- **WHAT YOU HAVE TO DO**: Where the data below has the string "image", return the whole line.

- **MATERIAL TO PROCESS**:
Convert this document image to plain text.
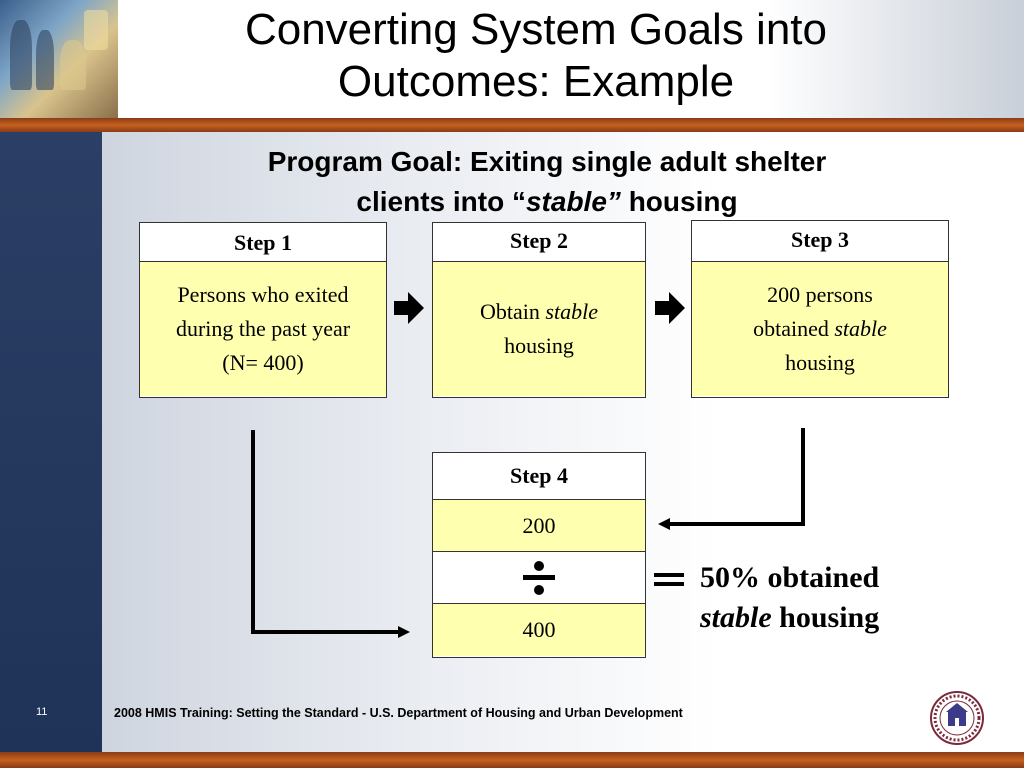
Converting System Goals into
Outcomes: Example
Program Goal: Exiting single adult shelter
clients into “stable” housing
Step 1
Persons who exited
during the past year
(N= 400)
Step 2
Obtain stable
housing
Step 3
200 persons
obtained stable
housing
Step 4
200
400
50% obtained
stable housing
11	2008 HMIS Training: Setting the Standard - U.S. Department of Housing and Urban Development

--

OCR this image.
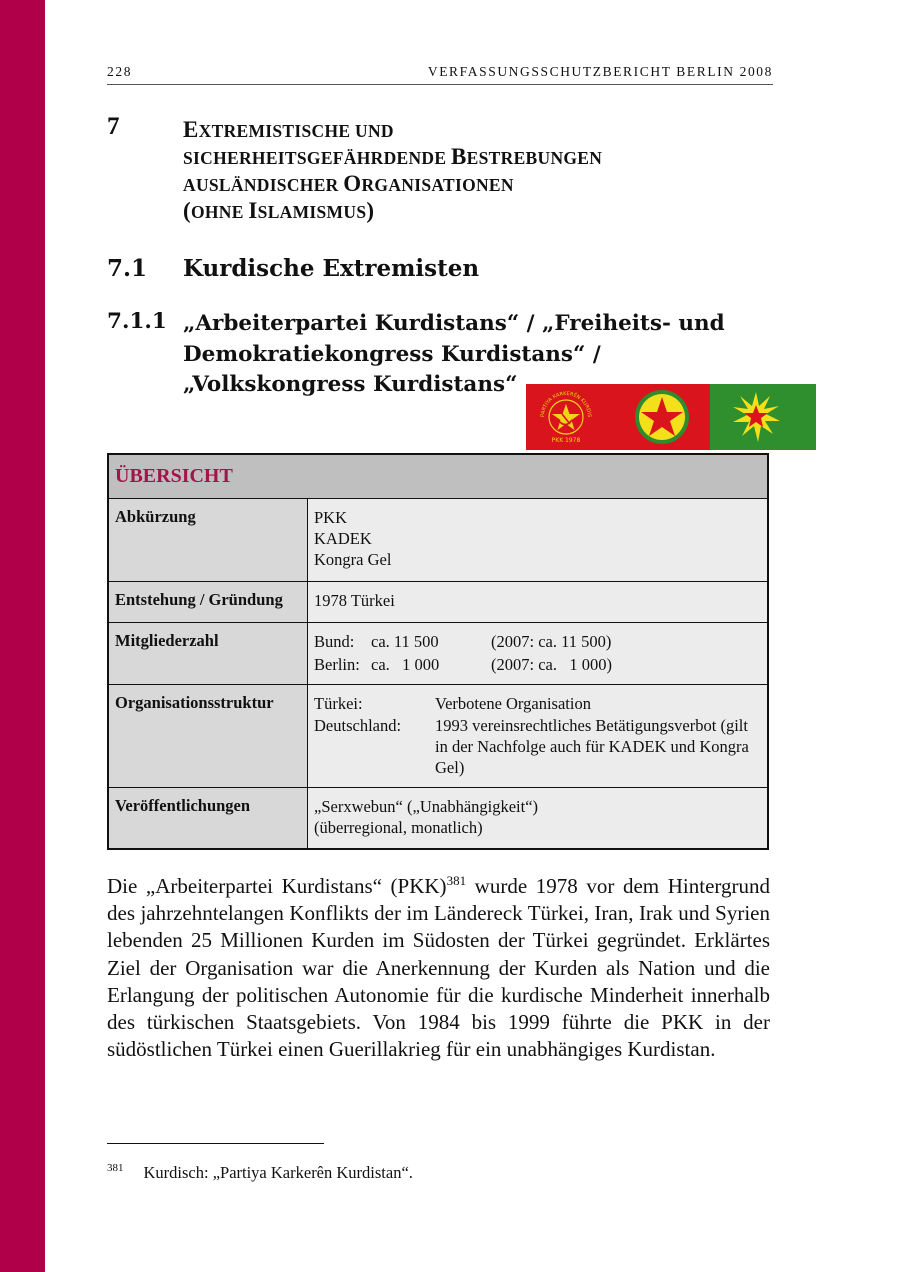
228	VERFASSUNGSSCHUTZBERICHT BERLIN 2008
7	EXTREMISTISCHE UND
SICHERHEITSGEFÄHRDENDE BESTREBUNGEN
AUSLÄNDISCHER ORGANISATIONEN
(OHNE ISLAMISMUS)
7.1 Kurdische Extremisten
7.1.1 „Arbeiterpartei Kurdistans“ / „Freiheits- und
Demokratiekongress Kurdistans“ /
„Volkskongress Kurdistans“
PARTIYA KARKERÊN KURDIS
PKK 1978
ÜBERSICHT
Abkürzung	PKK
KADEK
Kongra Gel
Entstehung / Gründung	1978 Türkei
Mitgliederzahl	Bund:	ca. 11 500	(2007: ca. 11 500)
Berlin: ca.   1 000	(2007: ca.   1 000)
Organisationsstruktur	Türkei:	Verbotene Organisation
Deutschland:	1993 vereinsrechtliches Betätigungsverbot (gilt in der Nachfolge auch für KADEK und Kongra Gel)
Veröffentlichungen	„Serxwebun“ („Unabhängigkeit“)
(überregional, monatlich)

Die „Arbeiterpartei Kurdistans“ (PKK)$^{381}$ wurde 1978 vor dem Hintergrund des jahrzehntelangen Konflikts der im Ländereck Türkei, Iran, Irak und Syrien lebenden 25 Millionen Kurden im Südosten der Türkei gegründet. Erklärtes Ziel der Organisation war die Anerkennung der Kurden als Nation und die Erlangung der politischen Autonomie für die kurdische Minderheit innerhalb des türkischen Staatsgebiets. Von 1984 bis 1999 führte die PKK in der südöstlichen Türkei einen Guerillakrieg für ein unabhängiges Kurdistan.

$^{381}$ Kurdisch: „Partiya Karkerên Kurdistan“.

- **CORRECT RESPONSE**:
Convert this document image to plain text.
OCR this image.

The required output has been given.